======== Source data

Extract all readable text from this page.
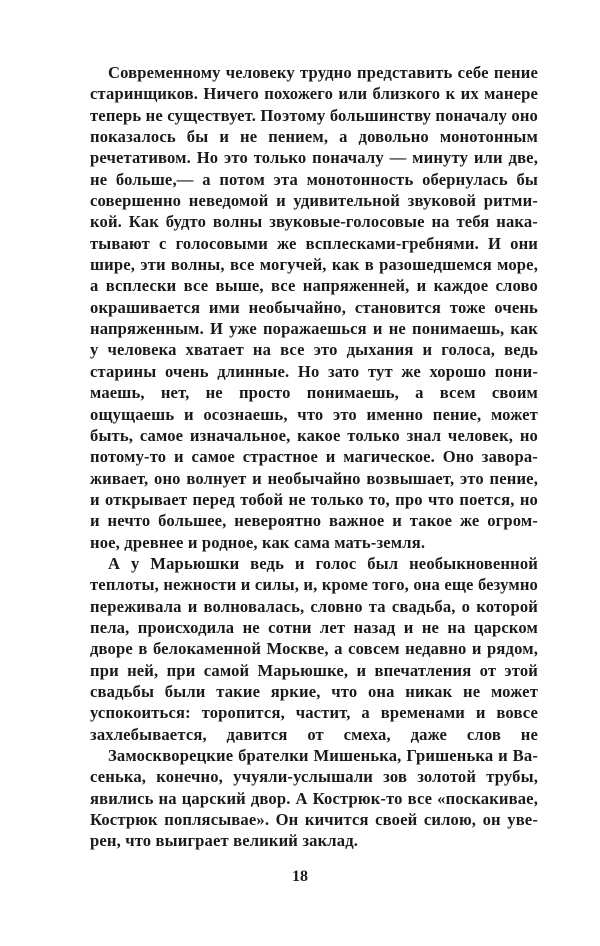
Современному человеку трудно представить себе пение
старинщиков. Ничего похожего или близкого к их манере
теперь не существует. Поэтому большинству поначалу оно
показалось бы и не пением, а довольно монотонным
речетативом. Но это только поначалу — минуту или две,
не больше,— а потом эта монотонность обернулась бы
совершенно неведомой и удивительной звуковой ритми-
кой. Как будто волны звуковые-голосовые на тебя нака-
тывают с голосовыми же всплесками-гребнями. И они
шире, эти волны, все могучей, как в разошедшемся море,
а всплески все выше, все напряженней, и каждое слово
окрашивается ими необычайно, становится тоже очень
напряженным. И уже поражаешься и не понимаешь, как
у человека хватает на все это дыхания и голоса, ведь
старины очень длинные. Но зато тут же хорошо пони-
маешь, нет, не просто понимаешь, а всем своим
ощущаешь и осознаешь, что это именно пение, может
быть, самое изначальное, какое только знал человек, но
потому-то и самое страстное и магическое. Оно завора-
живает, оно волнует и необычайно возвышает, это пение,
и открывает перед тобой не только то, про что поется, но
и нечто большее, невероятно важное и такое же огром-
ное, древнее и родное, как сама мать-земля.
А у Марьюшки ведь и голос был необыкновенной
теплоты, нежности и силы, и, кроме того, она еще безумно
переживала и волновалась, словно та свадьба, о которой
пела, происходила не сотни лет назад и не на царском
дворе в белокаменной Москве, а совсем недавно и рядом,
при ней, при самой Марьюшке, и впечатления от этой
свадьбы были такие яркие, что она никак не может
успокоиться: торопится, частит, а временами и вовсе
захлебывается, давится от смеха, даже слов не
Замоскворецкие брателки Мишенька, Гришенька и Ва-
сенька, конечно, учуяли-услышали зов золотой трубы,
явились на царский двор. А Кострюк-то все «поскакивае,
Кострюк поплясывае». Он кичится своей силою, он уве-
рен, что выиграет великий заклад.
18
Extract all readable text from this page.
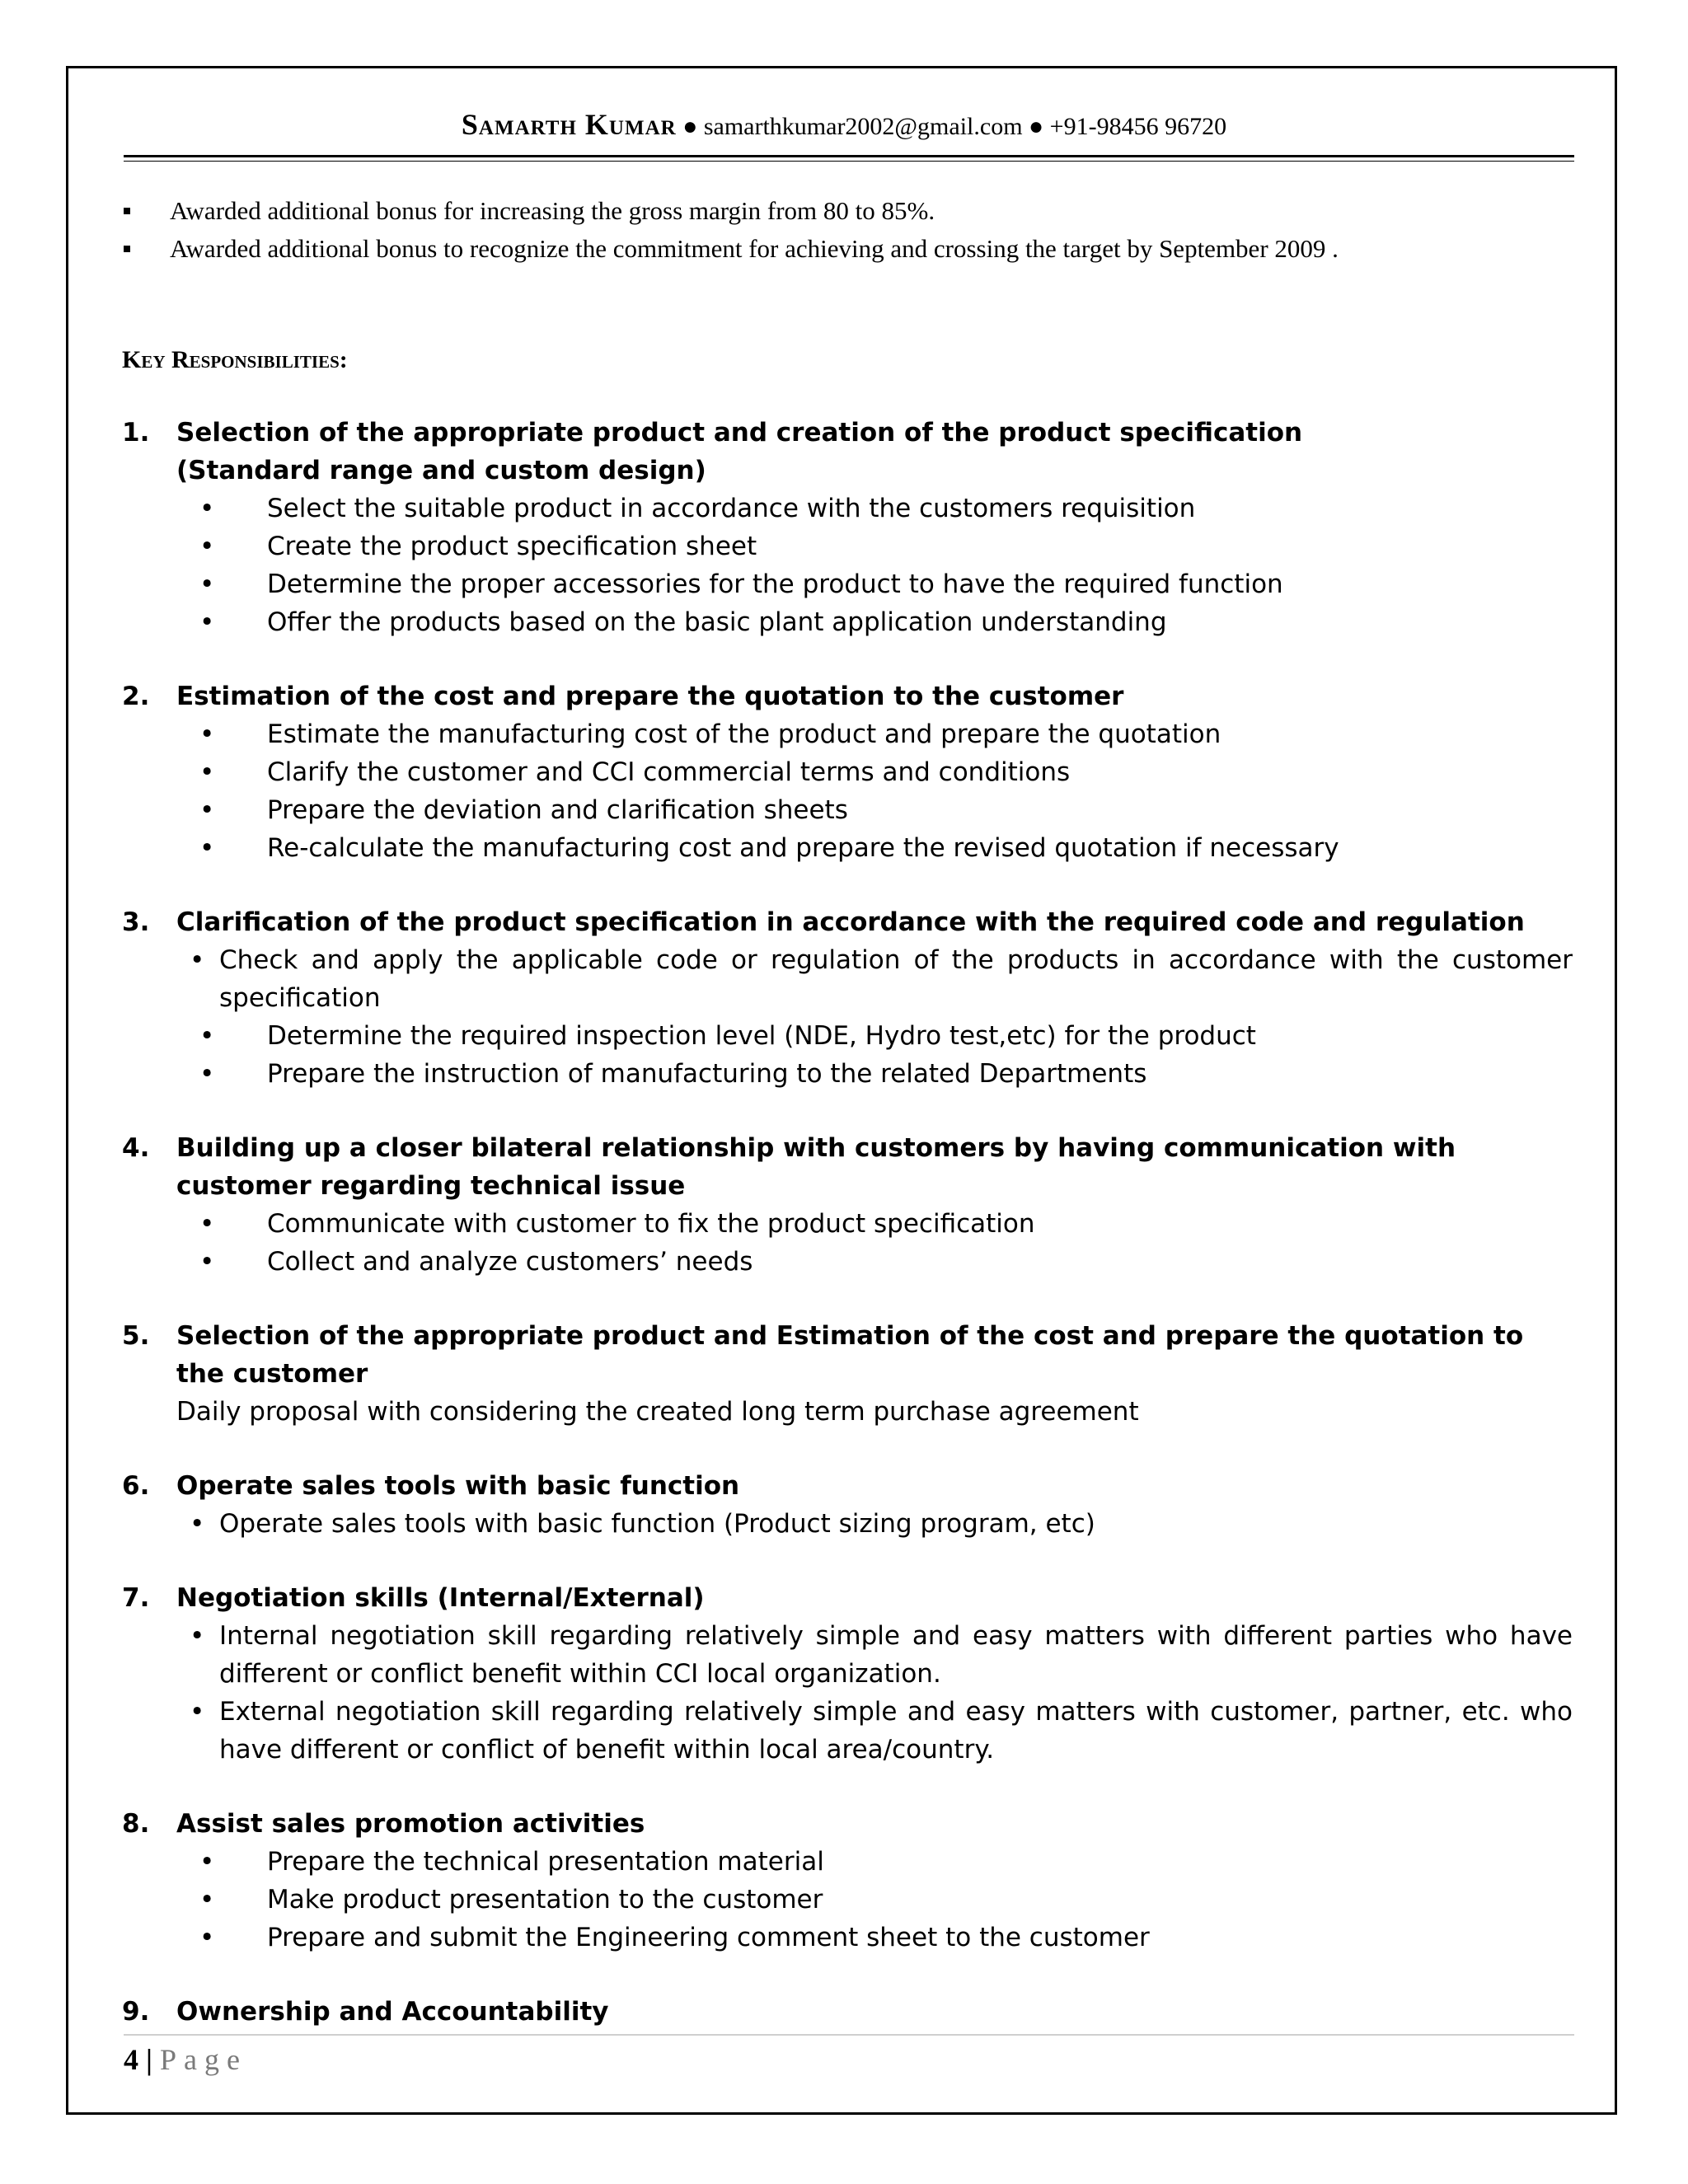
Samarth Kumar ● samarthkumar2002@gmail.com ● +91-98456 96720
Awarded additional bonus for increasing the gross margin from 80 to 85%.
Awarded additional bonus to recognize the commitment for achieving and crossing the target by September 2009 .
Key Responsibilities:
1. Selection of the appropriate product and creation of the product specification
(Standard range and custom design)
• Select the suitable product in accordance with the customers requisition
• Create the product specification sheet
• Determine the proper accessories for the product to have the required function
• Offer the products based on the basic plant application understanding
2. Estimation of the cost and prepare the quotation to the customer
• Estimate the manufacturing cost of the product and prepare the quotation
• Clarify the customer and CCI commercial terms and conditions
• Prepare the deviation and clarification sheets
• Re-calculate the manufacturing cost and prepare the revised quotation if necessary
3. Clarification of the product specification in accordance with the required code and regulation
• Check and apply the applicable code or regulation of the products in accordance with the customer specification
• Determine the required inspection level (NDE, Hydro test,etc) for the product
• Prepare the instruction of manufacturing to the related Departments
4. Building up a closer bilateral relationship with customers by having communication with customer regarding technical issue
• Communicate with customer to fix the product specification
• Collect and analyze customers’ needs
5. Selection of the appropriate product and Estimation of the cost and prepare the quotation to the customer
Daily proposal with considering the created long term purchase agreement
6. Operate sales tools with basic function
• Operate sales tools with basic function (Product sizing program, etc)
7. Negotiation skills (Internal/External)
• Internal negotiation skill regarding relatively simple and easy matters with different parties who have different or conflict benefit within CCI local organization.
• External negotiation skill regarding relatively simple and easy matters with customer, partner, etc. who have different or conflict of benefit within local area/country.
8. Assist sales promotion activities
• Prepare the technical presentation material
• Make product presentation to the customer
• Prepare and submit the Engineering comment sheet to the customer
9. Ownership and Accountability
4 | Page
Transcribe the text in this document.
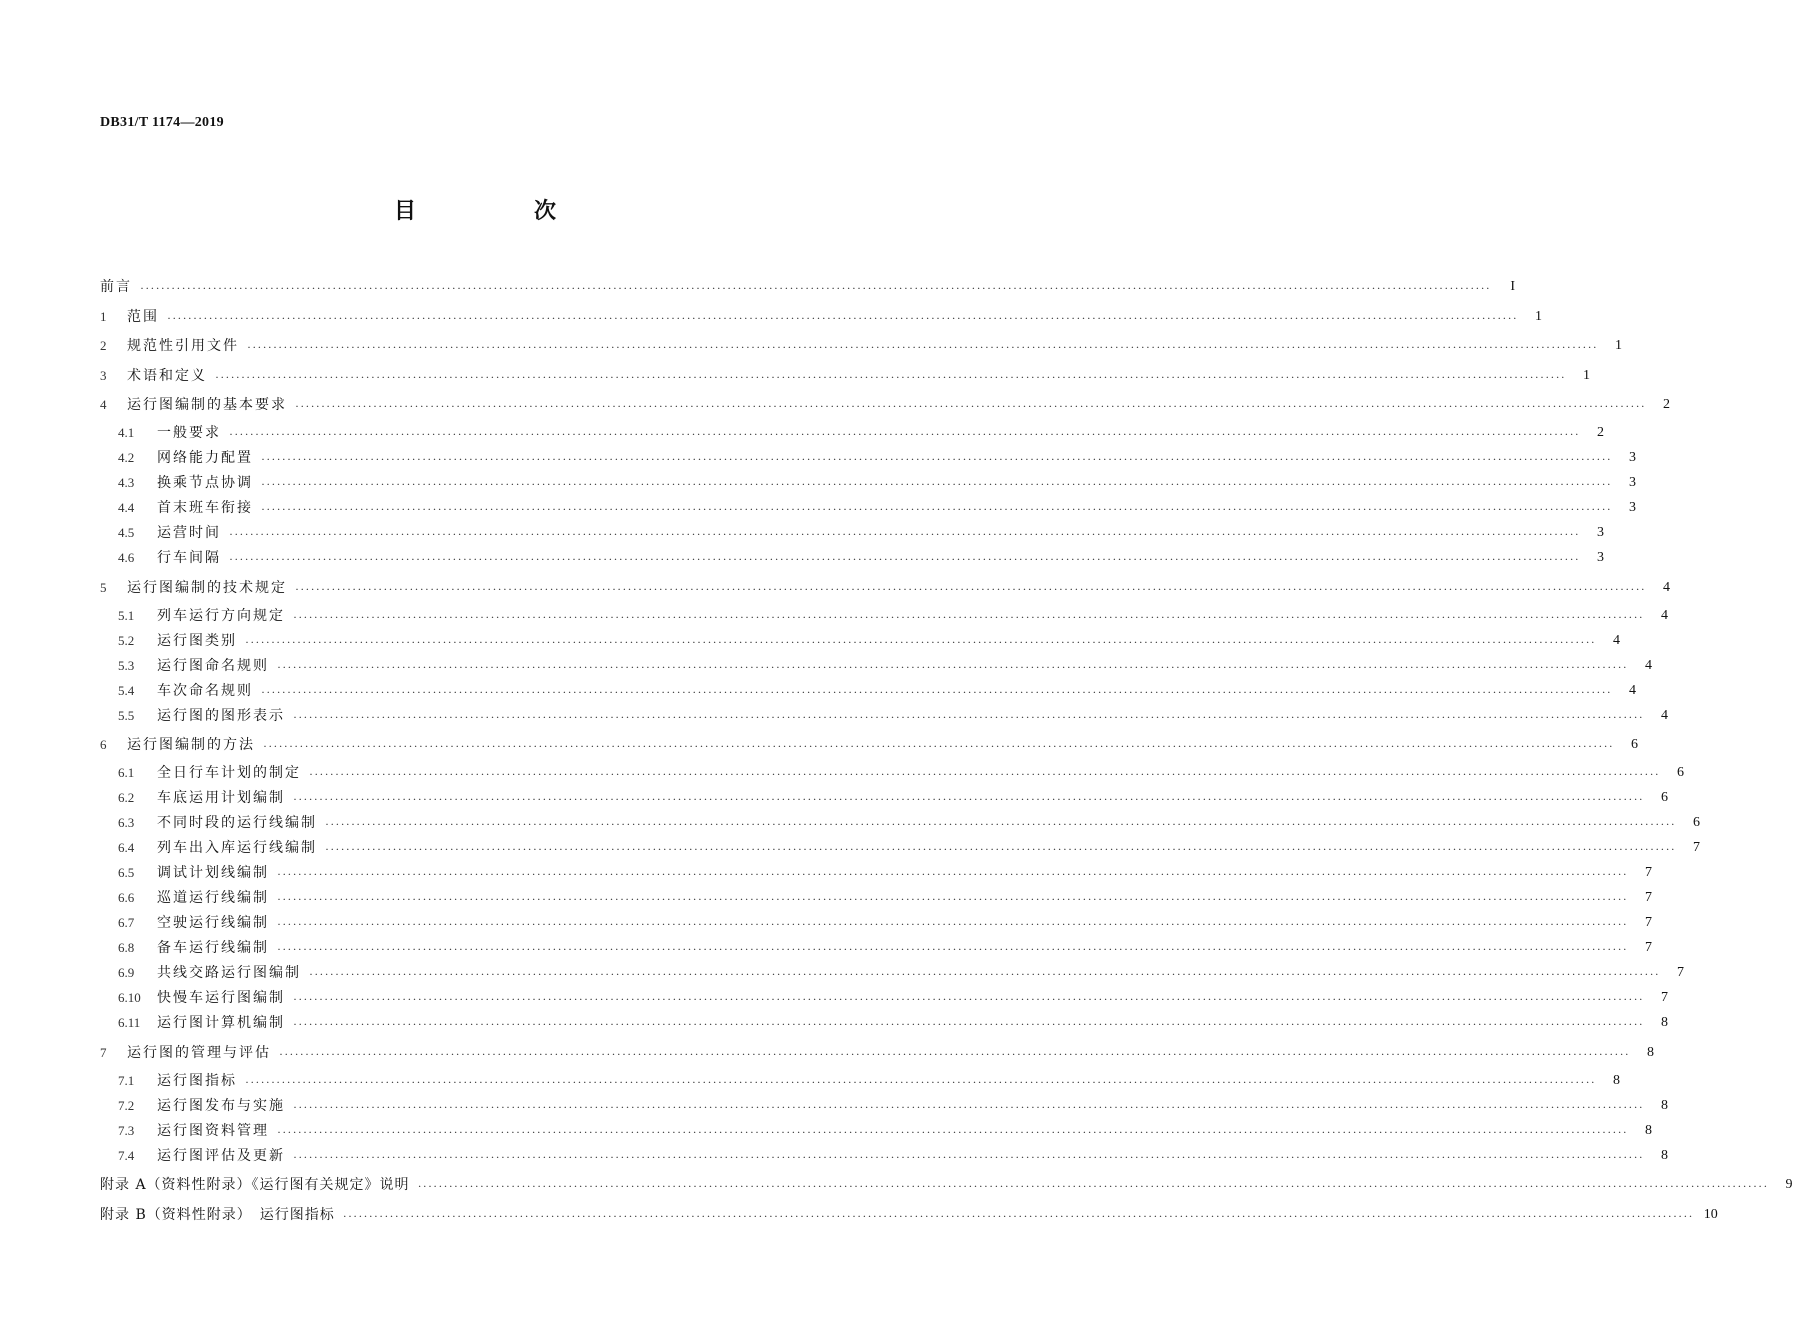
DB31/T 1174—2019
目　次
前言 ····································································································································································································································································	I
1	范围 ····································································································································································································································································	1
2	规范性引用文件 ····································································································································································································································································	1
3	术语和定义 ····································································································································································································································································	1
4	运行图编制的基本要求 ····································································································································································································································································	2
4.1	一般要求 ····································································································································································································································································	2
4.2	网络能力配置 ····································································································································································································································································	3
4.3	换乘节点协调 ····································································································································································································································································	3
4.4	首末班车衔接 ····································································································································································································································································	3
4.5	运营时间 ····································································································································································································································································	3
4.6	行车间隔 ····································································································································································································································································	3
5	运行图编制的技术规定 ····································································································································································································································································	4
5.1	列车运行方向规定 ····································································································································································································································································	4
5.2	运行图类别 ····································································································································································································································································	4
5.3	运行图命名规则 ····································································································································································································································································	4
5.4	车次命名规则 ····································································································································································································································································	4
5.5	运行图的图形表示 ····································································································································································································································································	4
6	运行图编制的方法 ····································································································································································································································································	6
6.1	全日行车计划的制定 ····································································································································································································································································	6
6.2	车底运用计划编制 ····································································································································································································································································	6
6.3	不同时段的运行线编制 ····································································································································································································································································	6
6.4	列车出入库运行线编制 ····································································································································································································································································	7
6.5	调试计划线编制 ····································································································································································································································································	7
6.6	巡道运行线编制 ····································································································································································································································································	7
6.7	空驶运行线编制 ····································································································································································································································································	7
6.8	备车运行线编制 ····································································································································································································································································	7
6.9	共线交路运行图编制 ····································································································································································································································································	7
6.10	快慢车运行图编制 ····································································································································································································································································	7
6.11	运行图计算机编制 ····································································································································································································································································	8
7	运行图的管理与评估 ····································································································································································································································································	8
7.1	运行图指标 ····································································································································································································································································	8
7.2	运行图发布与实施 ····································································································································································································································································	8
7.3	运行图资料管理 ····································································································································································································································································	8
7.4	运行图评估及更新 ····································································································································································································································································	8
附录 A（资料性附录）《运行图有关规定》说明 ····································································································································································································································································	9
附录 B（资料性附录）　运行图指标 ···································································································································································································································································· 10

================

_Task objective:_
State the count of lines in the data holding the word "accordance", adding nothing to it.

_Written response:_
3